Dataset entries
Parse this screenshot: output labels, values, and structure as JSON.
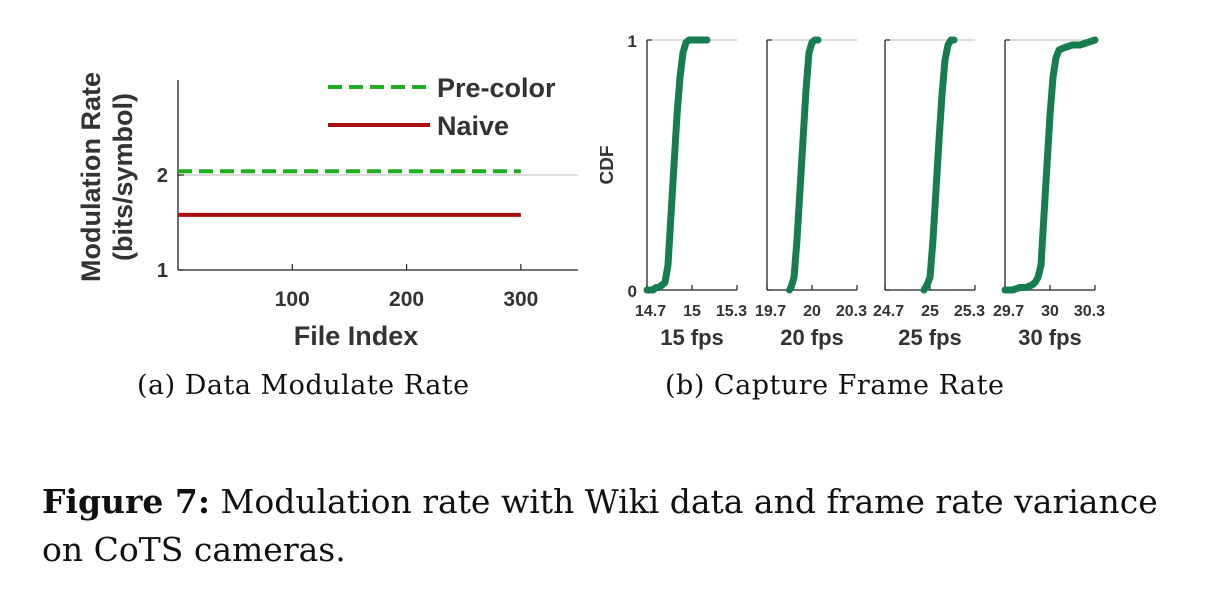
{
  "chart_data": [
    {
      "type": "line",
      "xlabel": "File Index",
      "ylabel_line1": "Modulation Rate",
      "ylabel_line2": "(bits/symbol)",
      "xlim": [
        0,
        350
      ],
      "ylim": [
        1,
        3
      ],
      "xticks": [
        100,
        200,
        300
      ],
      "yticks": [
        1,
        2
      ],
      "grid_y": [
        2
      ],
      "legend": "top-right",
      "series": [
        {
          "name": "Pre-color",
          "style": "dashed",
          "color": "#1fae1f",
          "x": [
            0,
            300
          ],
          "y": [
            2.04,
            2.04
          ]
        },
        {
          "name": "Naive",
          "style": "solid",
          "color": "#a80f0f",
          "x": [
            0,
            300
          ],
          "y": [
            1.58,
            1.58
          ]
        }
      ],
      "caption": "(a) Data Modulate Rate"
    },
    {
      "type": "line",
      "ylabel": "CDF",
      "ylim": [
        0,
        1
      ],
      "yticks": [
        0,
        1
      ],
      "color": "#187d4e",
      "panels": [
        {
          "label": "15 fps",
          "xlim": [
            14.7,
            15.3
          ],
          "xticks": [
            "14.7",
            "15",
            "15.3"
          ],
          "x": [
            14.7,
            14.72,
            14.74,
            14.76,
            14.78,
            14.8,
            14.82,
            14.84,
            14.86,
            14.88,
            14.9,
            14.92,
            14.94,
            14.96,
            14.98,
            15.0,
            15.02,
            15.05,
            15.1
          ],
          "y": [
            0.0,
            0.0,
            0.0,
            0.01,
            0.01,
            0.02,
            0.03,
            0.1,
            0.3,
            0.5,
            0.7,
            0.85,
            0.95,
            0.99,
            1.0,
            1.0,
            1.0,
            1.0,
            1.0
          ]
        },
        {
          "label": "20 fps",
          "xlim": [
            19.7,
            20.3
          ],
          "xticks": [
            "19.7",
            "20",
            "20.3"
          ],
          "x": [
            19.85,
            19.86,
            19.88,
            19.9,
            19.92,
            19.94,
            19.96,
            19.98,
            20.0,
            20.02,
            20.04
          ],
          "y": [
            0.0,
            0.01,
            0.05,
            0.2,
            0.4,
            0.6,
            0.8,
            0.95,
            0.99,
            1.0,
            1.0
          ]
        },
        {
          "label": "25 fps",
          "xlim": [
            24.7,
            25.3
          ],
          "xticks": [
            "24.7",
            "25",
            "25.3"
          ],
          "x": [
            24.96,
            24.98,
            25.0,
            25.02,
            25.04,
            25.06,
            25.08,
            25.1,
            25.12,
            25.14,
            25.16
          ],
          "y": [
            0.0,
            0.02,
            0.05,
            0.2,
            0.4,
            0.6,
            0.78,
            0.92,
            0.98,
            1.0,
            1.0
          ]
        },
        {
          "label": "30 fps",
          "xlim": [
            29.7,
            30.3
          ],
          "xticks": [
            "29.7",
            "30",
            "30.3"
          ],
          "x": [
            29.7,
            29.75,
            29.8,
            29.84,
            29.88,
            29.9,
            29.92,
            29.94,
            29.96,
            29.98,
            30.0,
            30.02,
            30.04,
            30.06,
            30.1,
            30.15,
            30.2,
            30.25,
            30.3
          ],
          "y": [
            0.0,
            0.0,
            0.01,
            0.01,
            0.02,
            0.03,
            0.05,
            0.1,
            0.3,
            0.5,
            0.7,
            0.85,
            0.93,
            0.96,
            0.97,
            0.98,
            0.98,
            0.99,
            1.0
          ]
        }
      ],
      "caption": "(b) Capture Frame Rate"
    }
  ],
  "figure_caption": {
    "label": "Figure 7:",
    "text": " Modulation rate with Wiki data and frame rate variance on CoTS cameras."
  }
}
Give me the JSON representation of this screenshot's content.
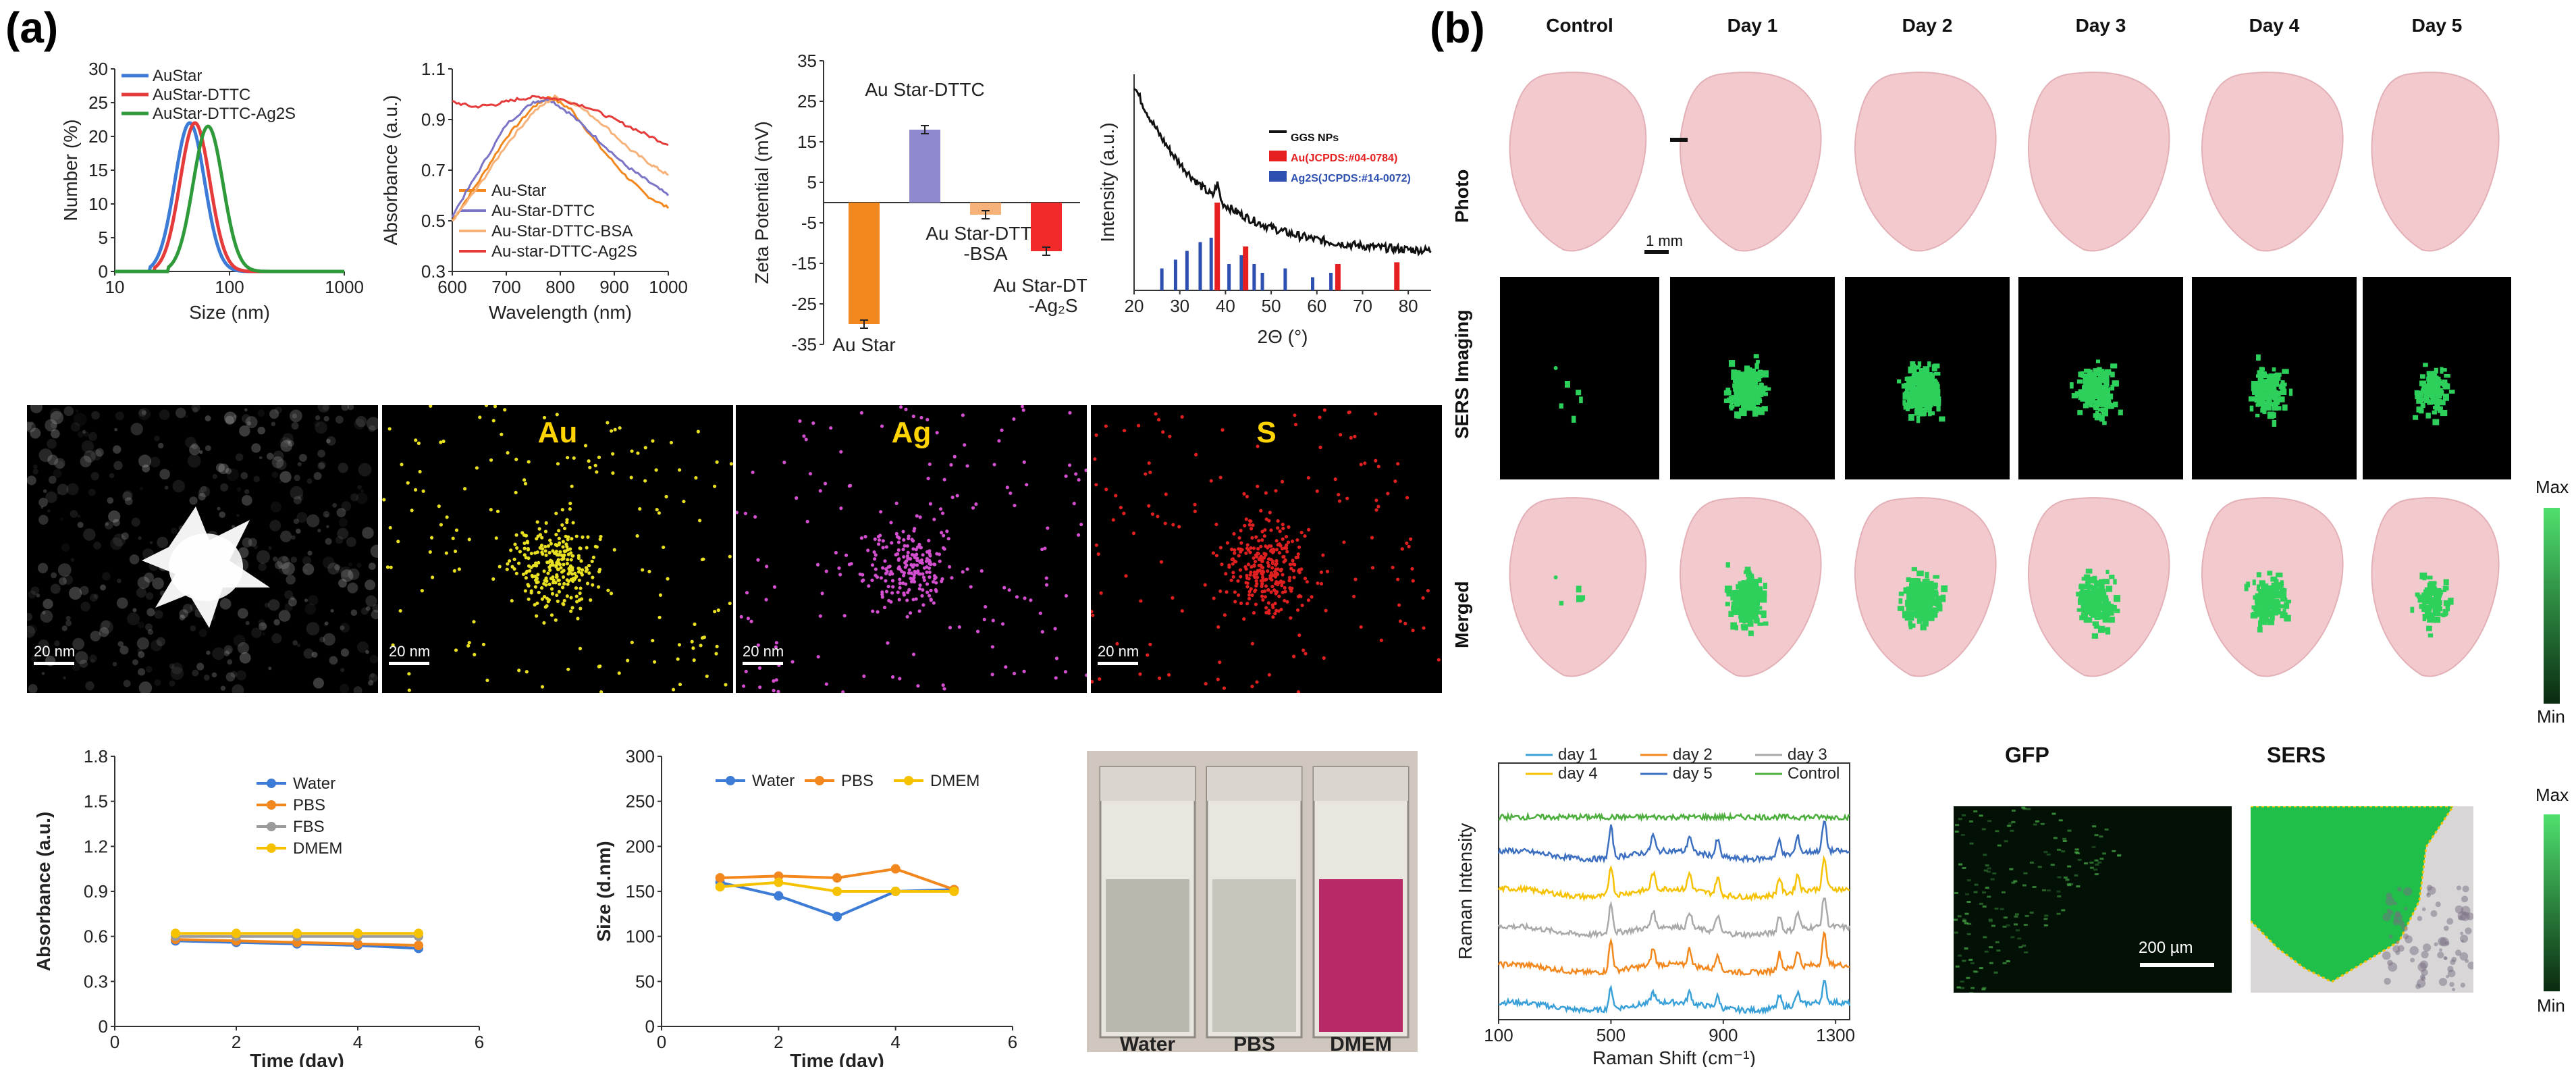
{
  "panel_a": {
    "label": "(a)"
  },
  "panel_b": {
    "label": "(b)"
  },
  "colors": {
    "blue": "#3c7bd6",
    "red": "#e63b3b",
    "green": "#2e9a3a",
    "orange": "#f2871e",
    "purple": "#7b74c6",
    "peach": "#f7b27a",
    "gray": "#9b9b9b",
    "yellow": "#f6c200",
    "black": "#111111",
    "scan_green": "#2dd05a",
    "tissue": "#f0c8c8"
  },
  "chart_data": [
    {
      "id": "dls",
      "type": "line",
      "xscale": "log",
      "xlabel": "Size (nm)",
      "ylabel": "Number (%)",
      "xlim": [
        10,
        1000
      ],
      "ylim": [
        0,
        30
      ],
      "xticks": [
        "10",
        "100",
        "1000"
      ],
      "yticks": [
        "0",
        "5",
        "10",
        "15",
        "20",
        "25",
        "30"
      ],
      "series": [
        {
          "name": "AuStar",
          "color": "#3c7bd6",
          "peak": 45,
          "height": 22,
          "width": 0.13
        },
        {
          "name": "AuStar-DTTC",
          "color": "#e63b3b",
          "peak": 50,
          "height": 22,
          "width": 0.13
        },
        {
          "name": "AuStar-DTTC-Ag2S",
          "color": "#2e9a3a",
          "peak": 65,
          "height": 21.5,
          "width": 0.13
        }
      ]
    },
    {
      "id": "uvvis",
      "type": "line",
      "xlabel": "Wavelength (nm)",
      "ylabel": "Absorbance (a.u.)",
      "xlim": [
        600,
        1000
      ],
      "ylim": [
        0.3,
        1.1
      ],
      "xticks": [
        "600",
        "700",
        "800",
        "900",
        "1000"
      ],
      "yticks": [
        "0.3",
        "0.5",
        "0.7",
        "0.9",
        "1.1"
      ],
      "series": [
        {
          "name": "Au-Star",
          "color": "#f2871e",
          "points": [
            [
              600,
              0.5
            ],
            [
              650,
              0.66
            ],
            [
              700,
              0.83
            ],
            [
              750,
              0.95
            ],
            [
              780,
              0.99
            ],
            [
              820,
              0.94
            ],
            [
              870,
              0.8
            ],
            [
              920,
              0.68
            ],
            [
              960,
              0.6
            ],
            [
              1000,
              0.55
            ]
          ]
        },
        {
          "name": "Au-Star-DTTC",
          "color": "#7b74c6",
          "points": [
            [
              600,
              0.52
            ],
            [
              650,
              0.7
            ],
            [
              700,
              0.88
            ],
            [
              750,
              0.97
            ],
            [
              780,
              0.98
            ],
            [
              820,
              0.92
            ],
            [
              870,
              0.82
            ],
            [
              920,
              0.72
            ],
            [
              960,
              0.66
            ],
            [
              1000,
              0.6
            ]
          ]
        },
        {
          "name": "Au-Star-DTTC-BSA",
          "color": "#f7b27a",
          "points": [
            [
              600,
              0.5
            ],
            [
              650,
              0.64
            ],
            [
              700,
              0.8
            ],
            [
              750,
              0.93
            ],
            [
              790,
              0.99
            ],
            [
              830,
              0.96
            ],
            [
              880,
              0.88
            ],
            [
              930,
              0.78
            ],
            [
              970,
              0.72
            ],
            [
              1000,
              0.68
            ]
          ]
        },
        {
          "name": "Au-star-DTTC-Ag2S",
          "color": "#e63b3b",
          "points": [
            [
              600,
              0.97
            ],
            [
              640,
              0.95
            ],
            [
              680,
              0.96
            ],
            [
              720,
              0.98
            ],
            [
              760,
              0.99
            ],
            [
              800,
              0.98
            ],
            [
              850,
              0.95
            ],
            [
              900,
              0.9
            ],
            [
              950,
              0.85
            ],
            [
              1000,
              0.8
            ]
          ]
        }
      ]
    },
    {
      "id": "zeta",
      "type": "bar",
      "ylabel": "Zeta Potential (mV)",
      "ylim": [
        -35,
        35
      ],
      "yticks": [
        "35",
        "25",
        "15",
        "5",
        "-5",
        "-15",
        "-25",
        "-35"
      ],
      "categories": [
        "Au Star",
        "Au Star-DTTC",
        "Au Star-DTTC -BSA",
        "Au Star-DTTC -Ag₂S"
      ],
      "values": [
        -30,
        18,
        -3,
        -12
      ],
      "colors": [
        "#f2871e",
        "#8f8ad0",
        "#f7b27a",
        "#f22a2a"
      ],
      "label_lines": [
        [
          "Au Star"
        ],
        [
          "Au Star-DTTC"
        ],
        [
          "Au Star-DTTC",
          "-BSA"
        ],
        [
          "Au Star-DTTC",
          "-Ag₂S"
        ]
      ]
    },
    {
      "id": "xrd",
      "type": "line",
      "xlabel": "2Θ (°)",
      "ylabel": "Intensity (a.u.)",
      "xlim": [
        20,
        85
      ],
      "xticks": [
        "20",
        "30",
        "40",
        "50",
        "60",
        "70",
        "80"
      ],
      "legend": [
        "GGS NPs",
        "Au(JCPDS:#04-0784)",
        "Ag2S(JCPDS:#14-0072)"
      ],
      "au_peaks": [
        [
          38.2,
          1.0
        ],
        [
          44.4,
          0.5
        ],
        [
          64.6,
          0.3
        ],
        [
          77.5,
          0.32
        ]
      ],
      "ag2s_peaks": [
        [
          26,
          0.25
        ],
        [
          29,
          0.35
        ],
        [
          31.5,
          0.45
        ],
        [
          34.4,
          0.55
        ],
        [
          36.8,
          0.6
        ],
        [
          40.7,
          0.3
        ],
        [
          43.4,
          0.4
        ],
        [
          46.2,
          0.3
        ],
        [
          48,
          0.2
        ],
        [
          53,
          0.25
        ],
        [
          59,
          0.15
        ],
        [
          63,
          0.2
        ]
      ]
    },
    {
      "id": "stab_abs",
      "type": "line",
      "xlabel": "Time (day)",
      "ylabel": "Absorbance (a.u.)",
      "xlim": [
        0,
        6
      ],
      "ylim": [
        0,
        1.8
      ],
      "xticks": [
        "0",
        "2",
        "4",
        "6"
      ],
      "yticks": [
        "0",
        "0.3",
        "0.6",
        "0.9",
        "1.2",
        "1.5",
        "1.8"
      ],
      "x": [
        1,
        2,
        3,
        4,
        5
      ],
      "series": [
        {
          "name": "Water",
          "color": "#3c7bd6",
          "values": [
            0.57,
            0.56,
            0.55,
            0.54,
            0.52
          ]
        },
        {
          "name": "PBS",
          "color": "#f2871e",
          "values": [
            0.58,
            0.57,
            0.56,
            0.55,
            0.54
          ]
        },
        {
          "name": "FBS",
          "color": "#9b9b9b",
          "values": [
            0.6,
            0.6,
            0.6,
            0.6,
            0.6
          ]
        },
        {
          "name": "DMEM",
          "color": "#f6c200",
          "values": [
            0.62,
            0.62,
            0.62,
            0.62,
            0.62
          ]
        }
      ]
    },
    {
      "id": "stab_size",
      "type": "line",
      "xlabel": "Time (day)",
      "ylabel": "Size (d.nm)",
      "xlim": [
        0,
        6
      ],
      "ylim": [
        0,
        300
      ],
      "xticks": [
        "0",
        "2",
        "4",
        "6"
      ],
      "yticks": [
        "0",
        "50",
        "100",
        "150",
        "200",
        "250",
        "300"
      ],
      "x": [
        1,
        2,
        3,
        4,
        5
      ],
      "series": [
        {
          "name": "Water",
          "color": "#3c7bd6",
          "values": [
            160,
            145,
            122,
            150,
            152
          ]
        },
        {
          "name": "PBS",
          "color": "#f2871e",
          "values": [
            165,
            167,
            165,
            175,
            152
          ]
        },
        {
          "name": "DMEM",
          "color": "#f6c200",
          "values": [
            155,
            160,
            150,
            150,
            150
          ]
        }
      ]
    },
    {
      "id": "raman",
      "type": "line",
      "xlabel": "Raman Shift (cm⁻¹)",
      "ylabel": "Raman Intensity",
      "xlim": [
        100,
        1350
      ],
      "xticks": [
        "100",
        "500",
        "900",
        "1300"
      ],
      "series": [
        {
          "name": "day 1",
          "color": "#3aa0d8"
        },
        {
          "name": "day 2",
          "color": "#f2871e"
        },
        {
          "name": "day 3",
          "color": "#a9a9a9"
        },
        {
          "name": "day 4",
          "color": "#f6c200"
        },
        {
          "name": "day 5",
          "color": "#3c6fc0"
        },
        {
          "name": "Control",
          "color": "#4cae3c"
        }
      ],
      "peaks": [
        500,
        650,
        780,
        880,
        1100,
        1165,
        1260
      ]
    }
  ],
  "images_a": [
    {
      "label": "",
      "kind": "haadf",
      "scalebar": "20 nm"
    },
    {
      "label": "Au",
      "kind": "dots",
      "color": "#e8e020",
      "scalebar": "20 nm"
    },
    {
      "label": "Ag",
      "kind": "dots",
      "color": "#d44fd0",
      "scalebar": "20 nm"
    },
    {
      "label": "S",
      "kind": "dots",
      "color": "#e02020",
      "scalebar": ""
    }
  ],
  "photo_caption": [
    "Water",
    "PBS",
    "DMEM"
  ],
  "grid_b": {
    "columns": [
      "Control",
      "Day 1",
      "Day 2",
      "Day 3",
      "Day 4",
      "Day 5"
    ],
    "rows": [
      "Photo",
      "SERS Imaging",
      "Merged"
    ],
    "scalebar": "1 mm",
    "colorbar": {
      "max": "Max",
      "min": "Min"
    },
    "intensity": [
      0.02,
      0.8,
      0.85,
      0.6,
      0.5,
      0.35
    ]
  },
  "bottom_b": {
    "gfp": "GFP",
    "sers": "SERS",
    "scalebar": "200 µm",
    "colorbar": {
      "max": "Max",
      "min": "Min"
    }
  }
}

▸ **AIM OF THE TASK**: Extract all lines that hold the word "JSON".

▸ **OUTPUT BELOW**:
Parse this screenshot: output labels, values, and structure as JSON.
Give me the JSON representation of this screenshot's content.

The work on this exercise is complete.